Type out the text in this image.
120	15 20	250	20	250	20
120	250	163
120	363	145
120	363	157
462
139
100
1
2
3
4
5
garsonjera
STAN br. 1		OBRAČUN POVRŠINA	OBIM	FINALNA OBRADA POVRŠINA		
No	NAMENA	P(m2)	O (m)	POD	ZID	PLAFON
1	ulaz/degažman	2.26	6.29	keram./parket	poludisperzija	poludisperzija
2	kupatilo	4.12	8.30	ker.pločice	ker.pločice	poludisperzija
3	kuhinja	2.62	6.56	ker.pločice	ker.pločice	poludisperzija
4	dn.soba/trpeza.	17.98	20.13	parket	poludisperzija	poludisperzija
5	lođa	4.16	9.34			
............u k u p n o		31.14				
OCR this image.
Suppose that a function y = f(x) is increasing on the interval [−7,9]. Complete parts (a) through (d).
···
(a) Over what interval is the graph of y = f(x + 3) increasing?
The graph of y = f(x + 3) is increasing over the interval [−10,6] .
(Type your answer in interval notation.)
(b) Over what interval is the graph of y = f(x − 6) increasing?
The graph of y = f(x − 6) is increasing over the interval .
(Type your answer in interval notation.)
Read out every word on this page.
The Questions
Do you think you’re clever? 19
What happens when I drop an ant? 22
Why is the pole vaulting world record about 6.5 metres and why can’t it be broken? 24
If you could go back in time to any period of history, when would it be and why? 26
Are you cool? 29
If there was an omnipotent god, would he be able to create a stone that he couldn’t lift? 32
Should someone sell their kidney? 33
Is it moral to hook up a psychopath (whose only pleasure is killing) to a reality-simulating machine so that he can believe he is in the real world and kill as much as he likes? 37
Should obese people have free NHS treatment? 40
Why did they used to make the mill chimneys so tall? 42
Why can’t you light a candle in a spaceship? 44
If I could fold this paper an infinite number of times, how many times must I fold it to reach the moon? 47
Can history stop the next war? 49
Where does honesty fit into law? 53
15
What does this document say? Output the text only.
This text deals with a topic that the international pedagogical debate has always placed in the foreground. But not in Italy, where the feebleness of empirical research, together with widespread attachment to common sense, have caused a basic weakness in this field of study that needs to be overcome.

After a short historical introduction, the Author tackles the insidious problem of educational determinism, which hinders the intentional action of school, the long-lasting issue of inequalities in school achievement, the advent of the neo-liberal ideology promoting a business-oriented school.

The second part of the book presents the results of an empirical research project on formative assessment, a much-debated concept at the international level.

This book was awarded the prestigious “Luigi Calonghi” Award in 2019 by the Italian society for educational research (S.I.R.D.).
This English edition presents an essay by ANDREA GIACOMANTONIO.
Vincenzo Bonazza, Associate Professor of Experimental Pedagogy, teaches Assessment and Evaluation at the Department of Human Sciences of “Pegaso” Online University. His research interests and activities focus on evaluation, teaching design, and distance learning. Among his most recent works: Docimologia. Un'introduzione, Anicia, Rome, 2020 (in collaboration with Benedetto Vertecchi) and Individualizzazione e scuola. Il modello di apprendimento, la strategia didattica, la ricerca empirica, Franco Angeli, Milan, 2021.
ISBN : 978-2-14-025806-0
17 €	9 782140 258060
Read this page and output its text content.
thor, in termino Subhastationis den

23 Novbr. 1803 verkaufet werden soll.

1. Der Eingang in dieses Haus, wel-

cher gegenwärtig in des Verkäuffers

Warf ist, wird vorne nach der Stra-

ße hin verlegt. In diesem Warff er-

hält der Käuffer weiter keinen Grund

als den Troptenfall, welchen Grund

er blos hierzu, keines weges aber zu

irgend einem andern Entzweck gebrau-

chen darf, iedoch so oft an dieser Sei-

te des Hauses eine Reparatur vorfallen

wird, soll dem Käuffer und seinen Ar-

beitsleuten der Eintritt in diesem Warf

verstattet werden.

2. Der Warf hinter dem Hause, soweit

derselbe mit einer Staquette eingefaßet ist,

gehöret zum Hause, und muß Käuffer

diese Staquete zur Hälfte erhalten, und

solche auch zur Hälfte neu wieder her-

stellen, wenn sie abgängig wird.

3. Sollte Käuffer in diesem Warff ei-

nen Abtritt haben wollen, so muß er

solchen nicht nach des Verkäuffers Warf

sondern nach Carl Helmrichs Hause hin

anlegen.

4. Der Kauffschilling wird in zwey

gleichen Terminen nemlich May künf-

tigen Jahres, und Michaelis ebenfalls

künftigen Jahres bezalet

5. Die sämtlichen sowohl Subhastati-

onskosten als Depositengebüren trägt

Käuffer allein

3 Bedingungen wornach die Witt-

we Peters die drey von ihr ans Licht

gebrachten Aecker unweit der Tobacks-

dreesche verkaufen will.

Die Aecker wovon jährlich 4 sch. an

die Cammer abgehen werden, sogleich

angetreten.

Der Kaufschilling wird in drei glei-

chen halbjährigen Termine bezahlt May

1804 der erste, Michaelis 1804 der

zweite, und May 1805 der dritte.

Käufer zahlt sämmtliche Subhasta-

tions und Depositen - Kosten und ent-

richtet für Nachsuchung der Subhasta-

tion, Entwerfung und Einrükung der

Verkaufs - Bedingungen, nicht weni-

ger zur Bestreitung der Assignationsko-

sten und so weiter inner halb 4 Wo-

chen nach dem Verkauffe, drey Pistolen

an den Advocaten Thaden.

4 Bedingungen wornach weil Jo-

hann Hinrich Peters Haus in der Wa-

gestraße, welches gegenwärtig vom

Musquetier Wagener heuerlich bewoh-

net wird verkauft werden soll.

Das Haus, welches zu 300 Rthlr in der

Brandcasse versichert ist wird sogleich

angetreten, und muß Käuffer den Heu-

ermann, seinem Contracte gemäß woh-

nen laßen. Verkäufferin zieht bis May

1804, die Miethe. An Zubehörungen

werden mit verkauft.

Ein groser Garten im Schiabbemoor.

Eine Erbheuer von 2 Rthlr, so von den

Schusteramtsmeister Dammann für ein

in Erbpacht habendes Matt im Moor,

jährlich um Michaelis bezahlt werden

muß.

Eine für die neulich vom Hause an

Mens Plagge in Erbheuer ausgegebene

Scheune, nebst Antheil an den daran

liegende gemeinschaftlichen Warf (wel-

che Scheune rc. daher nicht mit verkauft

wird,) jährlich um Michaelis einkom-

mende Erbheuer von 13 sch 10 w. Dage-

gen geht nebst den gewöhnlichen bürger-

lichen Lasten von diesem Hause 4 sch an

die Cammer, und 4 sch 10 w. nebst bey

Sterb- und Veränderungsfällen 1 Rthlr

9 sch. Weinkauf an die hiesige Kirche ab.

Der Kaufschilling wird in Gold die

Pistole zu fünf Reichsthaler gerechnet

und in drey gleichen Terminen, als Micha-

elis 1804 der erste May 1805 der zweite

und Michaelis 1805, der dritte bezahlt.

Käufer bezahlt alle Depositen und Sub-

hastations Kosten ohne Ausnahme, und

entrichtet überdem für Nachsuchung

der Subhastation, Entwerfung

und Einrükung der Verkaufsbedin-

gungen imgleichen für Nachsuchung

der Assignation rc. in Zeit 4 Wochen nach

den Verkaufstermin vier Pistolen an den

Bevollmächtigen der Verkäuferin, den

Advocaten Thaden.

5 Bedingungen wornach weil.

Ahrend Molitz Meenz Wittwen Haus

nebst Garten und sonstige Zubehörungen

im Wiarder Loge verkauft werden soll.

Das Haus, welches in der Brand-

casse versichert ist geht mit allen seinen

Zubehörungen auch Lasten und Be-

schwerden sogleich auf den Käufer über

★ ★ ★ ★ ★ ★ ★

Do this - Reproduce the material above exactly; please quote every line of it.

Finished task -
Type out the text in this image.
120	15 20	250	20	250	20
120	250	163
120	363	145
120	363	157
462
139
100
1
2
3
4
5
garsonjera
STAN br. 1		OBRAČUN POVRŠINA	OBIM	FINALNA OBRADA POVRŠINA		
No	NAMENA	P(m2)	O (m)	POD	ZID	PLAFON
1	ulaz/degažman	2.26	6.29	keram./parket	poludisperzija	poludisperzija
2	kupatilo	4.12	8.30	ker.pločice	ker.pločice	poludisperzija
3	kuhinja	2.62	6.56	ker.pločice	ker.pločice	poludisperzija
4	dn.soba/trpeza.	17.98	20.13	parket	poludisperzija	poludisperzija
5	lođa	4.16	9.34			
............u k u p n o		31.14				
OCR this image.
Suppose that a function y = f(x) is increasing on the interval [−7,9]. Complete parts (a) through (d).
···
(a) Over what interval is the graph of y = f(x + 3) increasing?
The graph of y = f(x + 3) is increasing over the interval [−10,6] .
(Type your answer in interval notation.)
(b) Over what interval is the graph of y = f(x − 6) increasing?
The graph of y = f(x − 6) is increasing over the interval .
(Type your answer in interval notation.)
Read out every word on this page.
The Questions
Do you think you’re clever? 19
What happens when I drop an ant? 22
Why is the pole vaulting world record about 6.5 metres and why can’t it be broken? 24
If you could go back in time to any period of history, when would it be and why? 26
Are you cool? 29
If there was an omnipotent god, would he be able to create a stone that he couldn’t lift? 32
Should someone sell their kidney? 33
Is it moral to hook up a psychopath (whose only pleasure is killing) to a reality-simulating machine so that he can believe he is in the real world and kill as much as he likes? 37
Should obese people have free NHS treatment? 40
Why did they used to make the mill chimneys so tall? 42
Why can’t you light a candle in a spaceship? 44
If I could fold this paper an infinite number of times, how many times must I fold it to reach the moon? 47
Can history stop the next war? 49
Where does honesty fit into law? 53
15
What does this document say? Output the text only.
This text deals with a topic that the international pedagogical debate has always placed in the foreground. But not in Italy, where the feebleness of empirical research, together with widespread attachment to common sense, have caused a basic weakness in this field of study that needs to be overcome.

After a short historical introduction, the Author tackles the insidious problem of educational determinism, which hinders the intentional action of school, the long-lasting issue of inequalities in school achievement, the advent of the neo-liberal ideology promoting a business-oriented school.

The second part of the book presents the results of an empirical research project on formative assessment, a much-debated concept at the international level.

This book was awarded the prestigious “Luigi Calonghi” Award in 2019 by the Italian society for educational research (S.I.R.D.).
This English edition presents an essay by ANDREA GIACOMANTONIO.
Vincenzo Bonazza, Associate Professor of Experimental Pedagogy, teaches Assessment and Evaluation at the Department of Human Sciences of “Pegaso” Online University. His research interests and activities focus on evaluation, teaching design, and distance learning. Among his most recent works: Docimologia. Un'introduzione, Anicia, Rome, 2020 (in collaboration with Benedetto Vertecchi) and Individualizzazione e scuola. Il modello di apprendimento, la strategia didattica, la ricerca empirica, Franco Angeli, Milan, 2021.
ISBN : 978-2-14-025806-0
17 €	9 782140 258060
Read this page and output its text content.
thor, in termino Subhastationis den

23 Novbr. 1803 verkaufet werden soll.

1. Der Eingang in dieses Haus, wel-

cher gegenwärtig in des Verkäuffers

Warf ist, wird vorne nach der Stra-

ße hin verlegt. In diesem Warff er-

hält der Käuffer weiter keinen Grund

als den Troptenfall, welchen Grund

er blos hierzu, keines weges aber zu

irgend einem andern Entzweck gebrau-

chen darf, iedoch so oft an dieser Sei-

te des Hauses eine Reparatur vorfallen

wird, soll dem Käuffer und seinen Ar-

beitsleuten der Eintritt in diesem Warf

verstattet werden.

2. Der Warf hinter dem Hause, soweit

derselbe mit einer Staquette eingefaßet ist,

gehöret zum Hause, und muß Käuffer

diese Staquete zur Hälfte erhalten, und

solche auch zur Hälfte neu wieder her-

stellen, wenn sie abgängig wird.

3. Sollte Käuffer in diesem Warff ei-

nen Abtritt haben wollen, so muß er

solchen nicht nach des Verkäuffers Warf

sondern nach Carl Helmrichs Hause hin

anlegen.

4. Der Kauffschilling wird in zwey

gleichen Terminen nemlich May künf-

tigen Jahres, und Michaelis ebenfalls

künftigen Jahres bezalet

5. Die sämtlichen sowohl Subhastati-

onskosten als Depositengebüren trägt

Käuffer allein

3 Bedingungen wornach die Witt-

we Peters die drey von ihr ans Licht

gebrachten Aecker unweit der Tobacks-

dreesche verkaufen will.

Die Aecker wovon jährlich 4 sch. an

die Cammer abgehen werden, sogleich

angetreten.

Der Kaufschilling wird in drei glei-

chen halbjährigen Termine bezahlt May

1804 der erste, Michaelis 1804 der

zweite, und May 1805 der dritte.

Käufer zahlt sämmtliche Subhasta-

tions und Depositen - Kosten und ent-

richtet für Nachsuchung der Subhasta-

tion, Entwerfung und Einrükung der

Verkaufs - Bedingungen, nicht weni-

ger zur Bestreitung der Assignationsko-

sten und so weiter inner halb 4 Wo-

chen nach dem Verkauffe, drey Pistolen

an den Advocaten Thaden.

4 Bedingungen wornach weil Jo-

hann Hinrich Peters Haus in der Wa-

gestraße, welches gegenwärtig vom

Musquetier Wagener heuerlich bewoh-

net wird verkauft werden soll.

Das Haus, welches zu 300 Rthlr in der

Brandcasse versichert ist wird sogleich

angetreten, und muß Käuffer den Heu-

ermann, seinem Contracte gemäß woh-

nen laßen. Verkäufferin zieht bis May

1804, die Miethe. An Zubehörungen

werden mit verkauft.

Ein groser Garten im Schiabbemoor.

Eine Erbheuer von 2 Rthlr, so von den

Schusteramtsmeister Dammann für ein

in Erbpacht habendes Matt im Moor,

jährlich um Michaelis bezahlt werden

muß.

Eine für die neulich vom Hause an

Mens Plagge in Erbheuer ausgegebene

Scheune, nebst Antheil an den daran

liegende gemeinschaftlichen Warf (wel-

che Scheune rc. daher nicht mit verkauft

wird,) jährlich um Michaelis einkom-

mende Erbheuer von 13 sch 10 w. Dage-

gen geht nebst den gewöhnlichen bürger-

lichen Lasten von diesem Hause 4 sch an

die Cammer, und 4 sch 10 w. nebst bey

Sterb- und Veränderungsfällen 1 Rthlr

9 sch. Weinkauf an die hiesige Kirche ab.

Der Kaufschilling wird in Gold die

Pistole zu fünf Reichsthaler gerechnet

und in drey gleichen Terminen, als Micha-

elis 1804 der erste May 1805 der zweite

und Michaelis 1805, der dritte bezahlt.

Käufer bezahlt alle Depositen und Sub-

hastations Kosten ohne Ausnahme, und

entrichtet überdem für Nachsuchung

der Subhastation, Entwerfung

und Einrükung der Verkaufsbedin-

gungen imgleichen für Nachsuchung

der Assignation rc. in Zeit 4 Wochen nach

den Verkaufstermin vier Pistolen an den

Bevollmächtigen der Verkäuferin, den

Advocaten Thaden.

5 Bedingungen wornach weil.

Ahrend Molitz Meenz Wittwen Haus

nebst Garten und sonstige Zubehörungen

im Wiarder Loge verkauft werden soll.

Das Haus, welches in der Brand-

casse versichert ist geht mit allen seinen

Zubehörungen auch Lasten und Be-

schwerden sogleich auf den Käufer über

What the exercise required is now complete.